### [Input for this task]
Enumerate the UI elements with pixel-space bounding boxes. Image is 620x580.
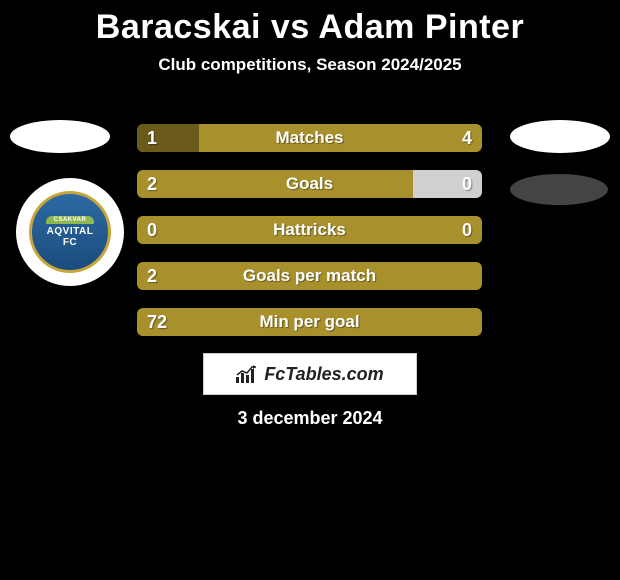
bar-label: Min per goal [137,312,482,332]
bar-row: 2Goals per match [137,262,482,290]
club-badge-inner: CSAKVAR AQVITAL FC [29,191,111,273]
bar-row: 72Min per goal [137,308,482,336]
comparison-bars: 1Matches42Goals00Hattricks02Goals per ma… [137,124,482,354]
bar-value-right: 4 [462,128,472,149]
bar-label: Goals [137,174,482,194]
chart-icon [236,365,258,383]
player-left-placeholder [10,120,110,153]
bar-row: 2Goals0 [137,170,482,198]
bar-label: Matches [137,128,482,148]
badge-ribbon: CSAKVAR [46,216,95,224]
bar-value-right: 0 [462,220,472,241]
date: 3 december 2024 [0,408,620,429]
page-title: Baracskai vs Adam Pinter [0,0,620,47]
bar-value-right: 0 [462,174,472,195]
bar-label: Hattricks [137,220,482,240]
badge-line1: AQVITAL [47,226,94,237]
subtitle: Club competitions, Season 2024/2025 [0,55,620,75]
club-badge: CSAKVAR AQVITAL FC [16,178,124,286]
bar-label: Goals per match [137,266,482,286]
source-logo-text: FcTables.com [264,364,383,385]
player-right-placeholder-2 [510,174,608,205]
badge-line2: FC [63,237,77,248]
player-right-placeholder [510,120,610,153]
bar-row: 1Matches4 [137,124,482,152]
source-logo: FcTables.com [203,353,417,395]
bar-row: 0Hattricks0 [137,216,482,244]
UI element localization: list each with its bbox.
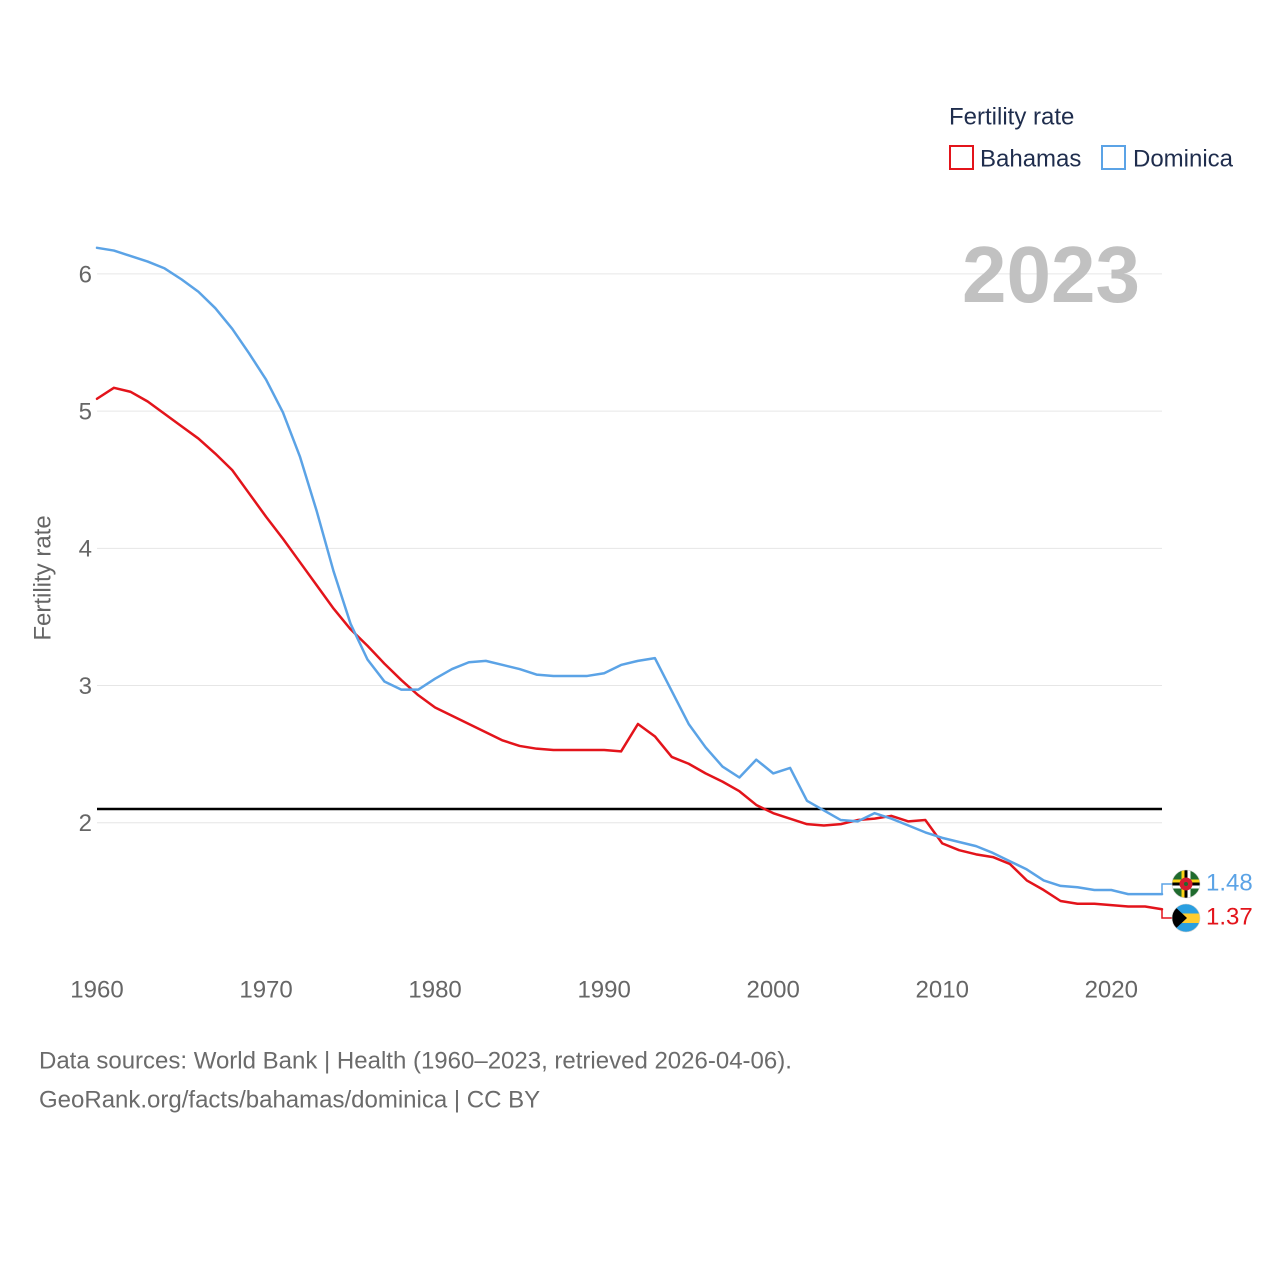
y-axis-ticks: 2 3 4 5 6 [79, 261, 92, 837]
end-connectors [1161, 883, 1172, 919]
end-connector-bahamas [1161, 909, 1172, 919]
end-connector-dominica [1161, 883, 1172, 895]
footer-source-url: GeoRank.org/facts/bahamas/dominica | CC … [39, 1086, 540, 1113]
x-tick-label: 1990 [577, 976, 630, 1003]
y-tick-label: 4 [79, 536, 92, 563]
year-watermark: 2023 [962, 230, 1140, 319]
y-tick-label: 6 [79, 261, 92, 288]
end-label-bahamas: 1.37 [1206, 903, 1253, 930]
legend-item-bahamas: Bahamas [949, 145, 1081, 172]
footer-data-sources: Data sources: World Bank | Health (1960–… [39, 1047, 792, 1074]
legend-swatch-dominica [1101, 145, 1126, 170]
dominica-flag-icon [1171, 869, 1201, 899]
y-axis-title: Fertility rate [29, 515, 56, 640]
x-tick-label: 2010 [916, 976, 969, 1003]
x-axis-ticks: 1960 1970 1980 1990 2000 2010 2020 [70, 976, 1138, 1003]
x-tick-label: 2000 [746, 976, 799, 1003]
series-line-dominica [95, 246, 1164, 896]
y-tick-label: 3 [79, 673, 92, 700]
gridlines [97, 273, 1162, 824]
series-group [95, 246, 1164, 911]
bahamas-flag-icon [1171, 903, 1201, 933]
end-label-dominica: 1.48 [1206, 869, 1253, 896]
x-tick-label: 1970 [239, 976, 292, 1003]
legend-label-dominica: Dominica [1133, 145, 1234, 172]
y-tick-label: 5 [79, 399, 92, 426]
y-tick-label: 2 [79, 810, 92, 837]
legend-swatch-bahamas [949, 145, 974, 170]
x-tick-label: 2020 [1085, 976, 1138, 1003]
x-tick-label: 1980 [408, 976, 461, 1003]
legend: Fertility rate Bahamas Dominica [949, 103, 1234, 172]
legend-item-dominica: Dominica [1101, 145, 1234, 172]
legend-label-bahamas: Bahamas [980, 145, 1081, 172]
x-tick-label: 1960 [70, 976, 123, 1003]
series-line-bahamas [95, 386, 1164, 911]
legend-title: Fertility rate [949, 103, 1074, 130]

### [Exercise prompt]
Output every line of the data above verbatim, leaving out the pictures.

### [Expected answer]
Enumerate the UI elements with pixel-space bounding boxes. Image is 620x580.
bar-label: Min per goal [137,312,482,332]
bar-row: 2Goals per match [137,262,482,290]
club-badge-inner: CSAKVAR AQVITAL FC [29,191,111,273]
bar-row: 72Min per goal [137,308,482,336]
comparison-bars: 1Matches42Goals00Hattricks02Goals per ma… [137,124,482,354]
bar-value-right: 4 [462,128,472,149]
bar-label: Goals [137,174,482,194]
chart-icon [236,365,258,383]
player-left-placeholder [10,120,110,153]
bar-row: 2Goals0 [137,170,482,198]
bar-label: Matches [137,128,482,148]
badge-ribbon: CSAKVAR [46,216,95,224]
bar-value-right: 0 [462,220,472,241]
date: 3 december 2024 [0,408,620,429]
page-title: Baracskai vs Adam Pinter [0,0,620,47]
bar-value-right: 0 [462,174,472,195]
bar-label: Hattricks [137,220,482,240]
badge-line1: AQVITAL [47,226,94,237]
subtitle: Club competitions, Season 2024/2025 [0,55,620,75]
club-badge: CSAKVAR AQVITAL FC [16,178,124,286]
bar-label: Goals per match [137,266,482,286]
source-logo-text: FcTables.com [264,364,383,385]
player-right-placeholder-2 [510,174,608,205]
badge-line2: FC [63,237,77,248]
player-right-placeholder [510,120,610,153]
bar-row: 1Matches4 [137,124,482,152]
source-logo: FcTables.com [203,353,417,395]
bar-row: 0Hattricks0 [137,216,482,244]
UI element localization: list each with its bbox.
y-axis-ticks: 2 3 4 5 6 [79, 261, 92, 837]
end-connectors [1161, 883, 1172, 919]
end-connector-bahamas [1161, 909, 1172, 919]
end-connector-dominica [1161, 883, 1172, 895]
footer-source-url: GeoRank.org/facts/bahamas/dominica | CC … [39, 1086, 540, 1113]
x-tick-label: 1990 [577, 976, 630, 1003]
y-tick-label: 4 [79, 536, 92, 563]
year-watermark: 2023 [962, 230, 1140, 319]
y-tick-label: 6 [79, 261, 92, 288]
end-label-bahamas: 1.37 [1206, 903, 1253, 930]
legend-item-bahamas: Bahamas [949, 145, 1081, 172]
footer-data-sources: Data sources: World Bank | Health (1960–… [39, 1047, 792, 1074]
legend-swatch-dominica [1101, 145, 1126, 170]
dominica-flag-icon [1171, 869, 1201, 899]
y-axis-title: Fertility rate [29, 515, 56, 640]
x-tick-label: 2010 [916, 976, 969, 1003]
x-axis-ticks: 1960 1970 1980 1990 2000 2010 2020 [70, 976, 1138, 1003]
x-tick-label: 2000 [746, 976, 799, 1003]
series-line-dominica [95, 246, 1164, 896]
y-tick-label: 3 [79, 673, 92, 700]
gridlines [97, 273, 1162, 824]
series-group [95, 246, 1164, 911]
bahamas-flag-icon [1171, 903, 1201, 933]
end-label-dominica: 1.48 [1206, 869, 1253, 896]
x-tick-label: 1970 [239, 976, 292, 1003]
legend-label-dominica: Dominica [1133, 145, 1234, 172]
y-tick-label: 5 [79, 399, 92, 426]
y-tick-label: 2 [79, 810, 92, 837]
legend-swatch-bahamas [949, 145, 974, 170]
x-tick-label: 2020 [1085, 976, 1138, 1003]
x-tick-label: 1980 [408, 976, 461, 1003]
legend: Fertility rate Bahamas Dominica [949, 103, 1234, 172]
legend-item-dominica: Dominica [1101, 145, 1234, 172]
legend-label-bahamas: Bahamas [980, 145, 1081, 172]
x-tick-label: 1960 [70, 976, 123, 1003]
series-line-bahamas [95, 386, 1164, 911]
legend-title: Fertility rate [949, 103, 1074, 130]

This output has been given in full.